§ Task directions
Reproduce word for word the lines running from the one containing "- sync-icon: [533, 39, 561, 67]" through the one containing "- window-title: Настройки: [10, 9, 78, 23]", both included.

------------------------------------------------------------

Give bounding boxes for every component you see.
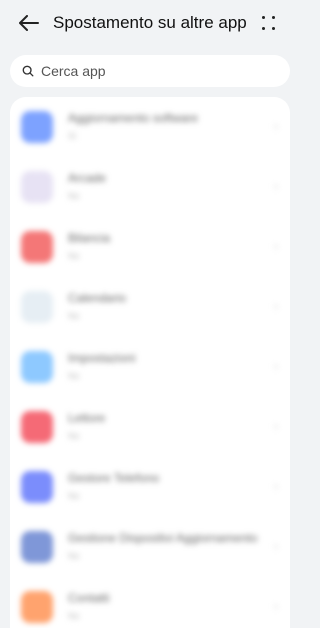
app-name: Gestione Dispositivi Aggiornamento xyxy=(68,531,258,545)
app-icon xyxy=(21,171,53,203)
app-list-item[interactable]: Gestore Telefono No › xyxy=(10,457,290,517)
arrow-left-icon xyxy=(19,15,39,31)
app-list-item[interactable]: Calendario No › xyxy=(10,277,290,337)
app-name: Gestore Telefono xyxy=(68,471,160,485)
app-list-items: Aggiornamento software Sì › Arcade No › Bilanc… xyxy=(10,97,290,628)
app-icon xyxy=(21,111,53,143)
app-list-item[interactable]: Arcade No › xyxy=(10,157,290,217)
back-button[interactable] xyxy=(14,10,44,36)
page-title: Spostamento su altre app xyxy=(53,13,247,32)
app-name: Calendario xyxy=(68,291,127,305)
chevron-right-icon: › xyxy=(274,359,278,373)
app-name: Impostazioni xyxy=(68,351,136,365)
chevron-right-icon: › xyxy=(274,119,278,133)
app-name: Aggiornamento software xyxy=(68,111,199,125)
app-list-item[interactable]: Bilancia No › xyxy=(10,217,290,277)
app-list-item[interactable]: Impostazioni No › xyxy=(10,337,290,397)
app-icon xyxy=(21,471,53,503)
chevron-right-icon: › xyxy=(274,299,278,313)
app-icon xyxy=(21,291,53,323)
app-permission-status: No xyxy=(68,491,80,501)
app-permission-status: No xyxy=(68,251,80,261)
app-list-item[interactable]: Gestione Dispositivi Aggiornamento No › xyxy=(10,517,290,577)
search-bar[interactable] xyxy=(10,55,290,87)
chevron-right-icon: › xyxy=(274,419,278,433)
app-permission-status: Sì xyxy=(68,131,77,141)
app-permission-status: No xyxy=(68,551,80,561)
chevron-right-icon: › xyxy=(274,599,278,613)
app-list-item[interactable]: Contatti No › xyxy=(10,577,290,628)
search-icon xyxy=(22,65,34,77)
app-icon xyxy=(21,411,53,443)
app-list: Aggiornamento software Sì › Arcade No › Bilanc… xyxy=(10,97,290,628)
chevron-right-icon: › xyxy=(274,179,278,193)
search-input[interactable] xyxy=(41,63,261,79)
app-name: Arcade xyxy=(68,171,107,185)
app-icon xyxy=(21,531,53,563)
app-icon xyxy=(21,231,53,263)
app-name: Lettore xyxy=(68,411,106,425)
app-permission-status: No xyxy=(68,191,80,201)
header: Spostamento su altre app xyxy=(0,0,300,46)
app-icon xyxy=(21,591,53,623)
app-permission-status: No xyxy=(68,431,80,441)
chevron-right-icon: › xyxy=(274,239,278,253)
screen: Spostamento su altre app Aggiornamento s… xyxy=(0,0,300,628)
app-permission-status: No xyxy=(68,611,80,621)
more-options-button[interactable] xyxy=(256,12,282,34)
chevron-right-icon: › xyxy=(274,479,278,493)
app-list-item[interactable]: Lettore No › xyxy=(10,397,290,457)
app-list-item[interactable]: Aggiornamento software Sì › xyxy=(10,97,290,157)
app-icon xyxy=(21,351,53,383)
chevron-right-icon: › xyxy=(274,539,278,553)
app-permission-status: No xyxy=(68,371,80,381)
app-name: Contatti xyxy=(68,591,110,605)
app-permission-status: No xyxy=(68,311,80,321)
app-name: Bilancia xyxy=(68,231,111,245)
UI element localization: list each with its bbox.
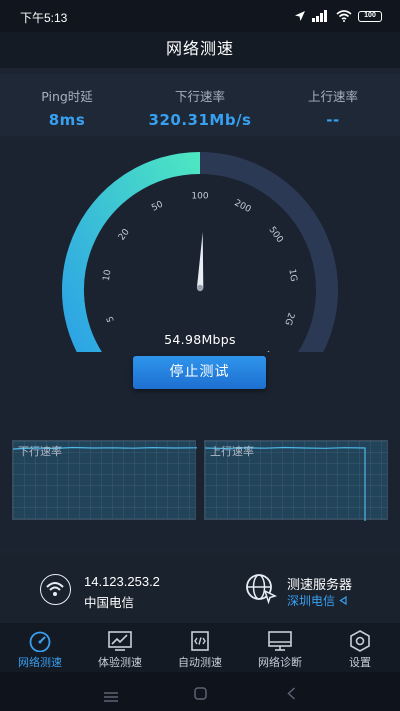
ping-label: Ping时延	[41, 89, 93, 104]
tab-label: 网络诊断	[258, 656, 302, 669]
ip-address: 14.123.253.2	[84, 574, 160, 589]
status-time: 下午5:13	[20, 11, 68, 25]
gauge-tick-label: 100	[191, 192, 208, 202]
wifi-status-icon	[336, 7, 352, 26]
gauge-progress-arc	[62, 152, 201, 352]
home-icon[interactable]	[194, 685, 207, 704]
network-info-panel: 14.123.253.2 中国电信 测速服务器 深圳电信	[0, 553, 400, 623]
tab-auto-speed[interactable]: 自动测速	[160, 623, 240, 672]
download-label: 下行速率	[174, 89, 225, 104]
download-metric: 下行速率 320.31Mb/s	[135, 86, 265, 129]
server-title: 测速服务器	[287, 578, 353, 593]
location-arrow-icon	[294, 7, 306, 26]
upload-value: --	[326, 111, 340, 129]
gauge-tick-label: 50	[150, 199, 165, 213]
download-graph-label: 下行速率	[18, 445, 62, 458]
speed-gauge: 0 5 10 20 50 100 200 500 1G 2G 5G	[62, 152, 338, 352]
tab-label: 体验测速	[98, 656, 142, 669]
gauge-needle	[196, 232, 204, 292]
signal-icon	[312, 7, 330, 26]
gauge-tick-label: 200	[233, 198, 253, 215]
status-bar: 下午5:13 100	[0, 0, 400, 32]
stop-test-button[interactable]: 停止测试	[133, 356, 266, 389]
current-speed: 54.98Mbps	[164, 332, 236, 347]
gauge-tick-label: 500	[266, 225, 284, 245]
battery-icon: 100	[358, 10, 382, 22]
gauge-tick-label: 5	[105, 315, 116, 324]
monitor-icon	[268, 631, 292, 651]
system-nav-bar	[0, 672, 400, 711]
speed-gauge-area: 0 5 10 20 50 100 200 500 1G 2G 5G 54.98Mbps 停止测试	[0, 142, 400, 412]
gauge-tick-label: 20	[117, 227, 132, 242]
wifi-icon	[40, 574, 71, 605]
globe-icon	[244, 572, 278, 610]
download-value: 320.31Mb/s	[148, 111, 252, 129]
tab-experience-speed[interactable]: 体验测速	[80, 623, 160, 672]
speed-graphs: 下行速率 上行速率	[0, 412, 400, 547]
tab-label: 网络测速	[18, 656, 62, 669]
download-graph: 下行速率	[12, 440, 197, 520]
title-bar: 网络测速	[0, 32, 400, 68]
upload-label: 上行速率	[307, 89, 358, 104]
metrics-panel: Ping时延 8ms 下行速率 320.31Mb/s 上行速率 --	[0, 74, 400, 136]
gauge-tick-label: 1G	[286, 268, 298, 282]
isp-name: 中国电信	[84, 595, 135, 610]
tab-label: 设置	[349, 656, 371, 669]
speedometer-icon	[29, 631, 51, 652]
code-document-icon	[191, 631, 209, 651]
settings-hexagon-icon	[350, 630, 370, 652]
gauge-tick-label: 5G	[258, 348, 274, 352]
tab-label: 自动测速	[178, 656, 222, 669]
status-icons: 100	[294, 8, 382, 24]
ping-metric: Ping时延 8ms	[2, 86, 132, 129]
server-select[interactable]: 深圳电信	[287, 592, 347, 609]
back-icon[interactable]	[287, 685, 296, 704]
upload-graph: 上行速率	[204, 440, 388, 521]
needle-hub	[196, 284, 204, 292]
server-name: 深圳电信	[287, 594, 336, 608]
gauge-tick-label: 0	[128, 350, 139, 352]
tab-settings[interactable]: 设置	[320, 623, 400, 672]
upload-graph-label: 上行速率	[210, 445, 254, 458]
bottom-tab-bar: 网络测速 体验测速 自动测速 网络诊断 设置	[0, 623, 400, 672]
gauge-tick-label: 10	[102, 269, 114, 282]
needle-pointer	[196, 232, 204, 289]
ping-value: 8ms	[48, 111, 86, 129]
gauge-tick-label: 2G	[282, 311, 295, 326]
page-title: 网络测速	[165, 39, 234, 58]
chart-screen-icon	[108, 631, 132, 651]
menu-icon[interactable]	[104, 687, 118, 706]
triangle-left-icon	[339, 594, 347, 608]
tab-network-diagnosis[interactable]: 网络诊断	[240, 623, 320, 672]
upload-metric: 上行速率 --	[268, 86, 398, 129]
tab-network-speed[interactable]: 网络测速	[0, 623, 80, 672]
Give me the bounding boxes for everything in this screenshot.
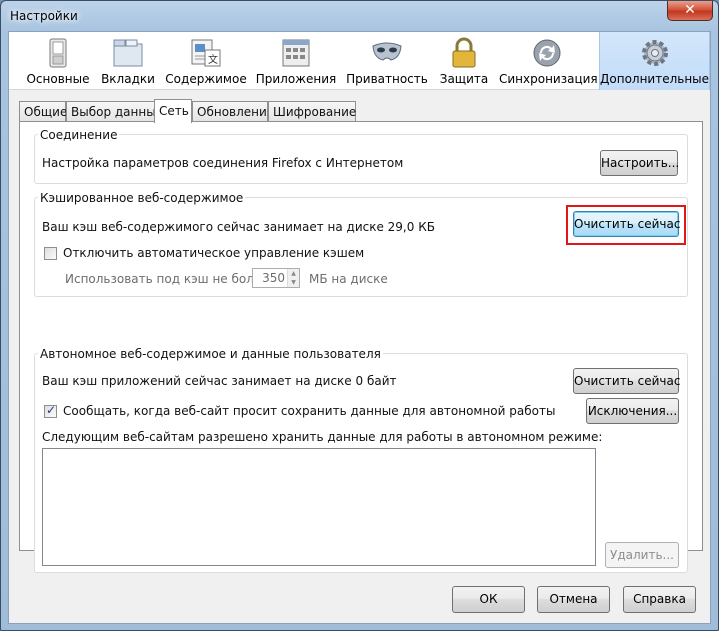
- sync-icon: [533, 39, 561, 67]
- cancel-button[interactable]: Отмена: [537, 586, 610, 613]
- pane-tabs[interactable]: Вкладки: [97, 32, 159, 90]
- cache-limit-suffix: МБ на диске: [309, 272, 388, 286]
- window-title: Настройки: [10, 9, 78, 23]
- pane-security[interactable]: Защита: [435, 32, 493, 90]
- cache-usage-text: Ваш кэш веб-содержимого сейчас занимает …: [42, 220, 435, 234]
- pane-content[interactable]: 文 Содержимое: [165, 32, 247, 90]
- connection-group-label: Соединение: [38, 128, 120, 142]
- pane-privacy-label: Приватность: [346, 72, 428, 86]
- tab-network[interactable]: Сеть: [154, 99, 192, 123]
- cache-override-label: Отключить автоматическое управление кэше…: [63, 246, 365, 260]
- pane-sync[interactable]: Синхронизация: [499, 32, 598, 90]
- checkmark-icon: ✓: [46, 403, 57, 417]
- offline-exceptions-button[interactable]: Исключения...: [586, 398, 679, 424]
- pane-applications-label: Приложения: [255, 72, 337, 86]
- switch-icon: [49, 38, 67, 68]
- close-button[interactable]: ✕: [667, 1, 713, 21]
- cache-group-label: Кэшированное веб-содержимое: [38, 191, 246, 205]
- tab-updates[interactable]: Обновления: [192, 101, 274, 122]
- dialog-client-area: Основные Вкладки 文 Содержимое Приложения…: [8, 31, 711, 624]
- settings-window: Настройки ✕ Основные Вкладки 文 Содержимо…: [0, 0, 719, 631]
- offline-group-label: Автономное веб-содержимое и данные польз…: [38, 347, 383, 361]
- pane-applications[interactable]: Приложения: [254, 32, 338, 90]
- svg-text:文: 文: [208, 53, 218, 66]
- offline-usage-text: Ваш кэш приложений сейчас занимает на ди…: [42, 374, 397, 388]
- pane-tabs-label: Вкладки: [101, 72, 155, 86]
- network-tab-panel: Соединение Настройка параметров соединен…: [19, 121, 703, 573]
- cache-clear-now-button[interactable]: Очистить сейчас: [573, 211, 680, 237]
- pane-content-label: Содержимое: [165, 72, 247, 86]
- tab-data-choices[interactable]: Выбор данных: [66, 101, 163, 122]
- applications-icon: [282, 39, 310, 67]
- tabs-icon: [113, 39, 143, 67]
- content-icon: 文: [191, 39, 221, 67]
- padlock-icon: [452, 37, 476, 68]
- title-bar[interactable]: Настройки ✕: [1, 1, 718, 31]
- tab-general[interactable]: Общие: [19, 101, 67, 122]
- pane-toolbar: Основные Вкладки 文 Содержимое Приложения…: [9, 32, 710, 90]
- offline-list-label: Следующим веб-сайтам разрешено хранить д…: [42, 430, 603, 444]
- offline-notify-checkbox[interactable]: ✓: [44, 403, 57, 418]
- mask-icon: [372, 42, 402, 61]
- pane-general[interactable]: Основные: [21, 32, 95, 90]
- connection-description: Настройка параметров соединения Firefox …: [42, 156, 404, 170]
- pane-advanced[interactable]: Дополнительные: [599, 32, 710, 90]
- offline-remove-button: Удалить...: [605, 542, 679, 568]
- cache-override-checkbox[interactable]: [44, 247, 57, 260]
- tab-encryption[interactable]: Шифрование: [268, 101, 356, 122]
- help-button[interactable]: Справка: [623, 586, 696, 613]
- ok-button[interactable]: ОК: [452, 586, 525, 613]
- offline-notify-label: Сообщать, когда веб-сайт просит сохранит…: [63, 404, 556, 418]
- connection-settings-button[interactable]: Настроить...: [600, 150, 679, 176]
- gear-icon: [641, 40, 668, 66]
- pane-security-label: Защита: [439, 72, 489, 86]
- cache-size-value: 350: [262, 271, 285, 285]
- pane-privacy[interactable]: Приватность: [345, 32, 429, 90]
- spinner-arrows-icon[interactable]: ▲ ▼: [287, 269, 299, 287]
- offline-clear-now-button[interactable]: Очистить сейчас: [573, 368, 680, 394]
- offline-sites-list[interactable]: [42, 448, 596, 566]
- pane-advanced-label: Дополнительные: [600, 72, 710, 86]
- cache-limit-prefix: Использовать под кэш не более: [65, 272, 269, 286]
- cache-size-spinner[interactable]: 350 ▲ ▼: [252, 268, 300, 288]
- pane-sync-label: Синхронизация: [499, 72, 598, 86]
- pane-general-label: Основные: [26, 72, 90, 86]
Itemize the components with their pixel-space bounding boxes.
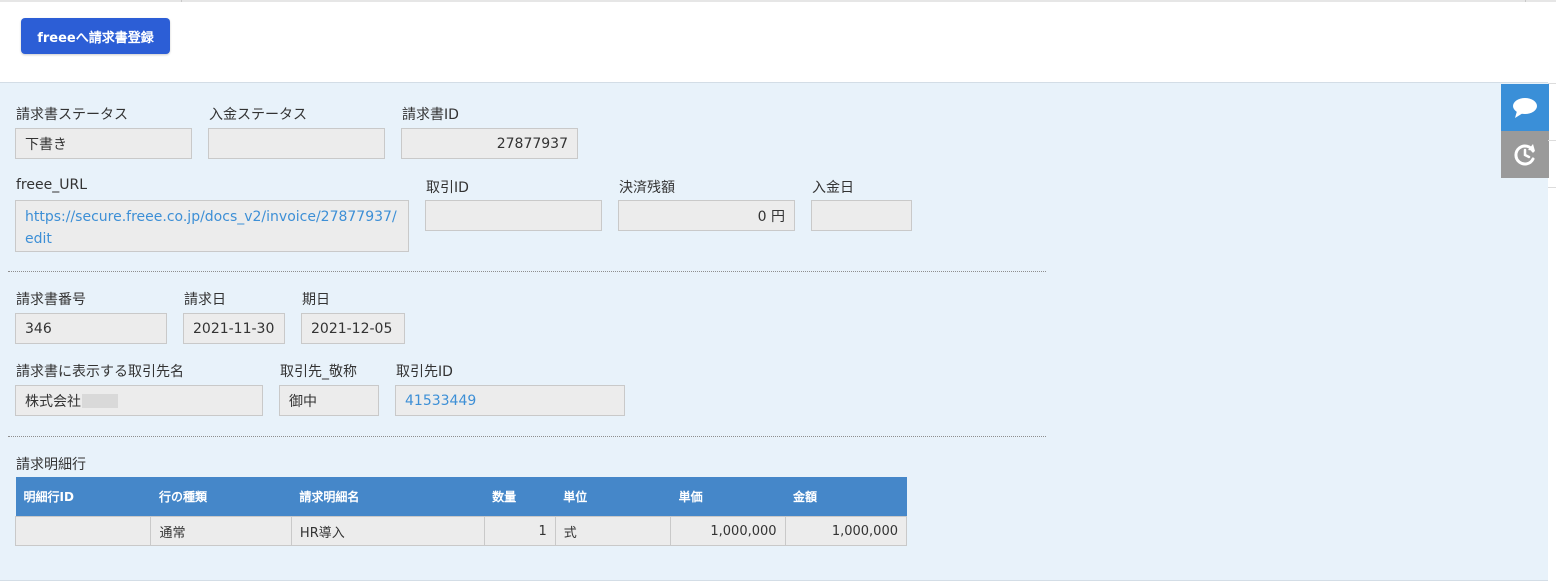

------------------------------------------------------------

§ Exercise output
- sync-icon: [533, 39, 561, 67]
- cancel-button[interactable]: Отмена: [537, 586, 610, 613]
- pane-tabs[interactable]: Вкладки: [97, 32, 159, 90]
- cache-limit-suffix: МБ на диске: [309, 272, 388, 286]
- window-title: Настройки: [10, 9, 78, 23]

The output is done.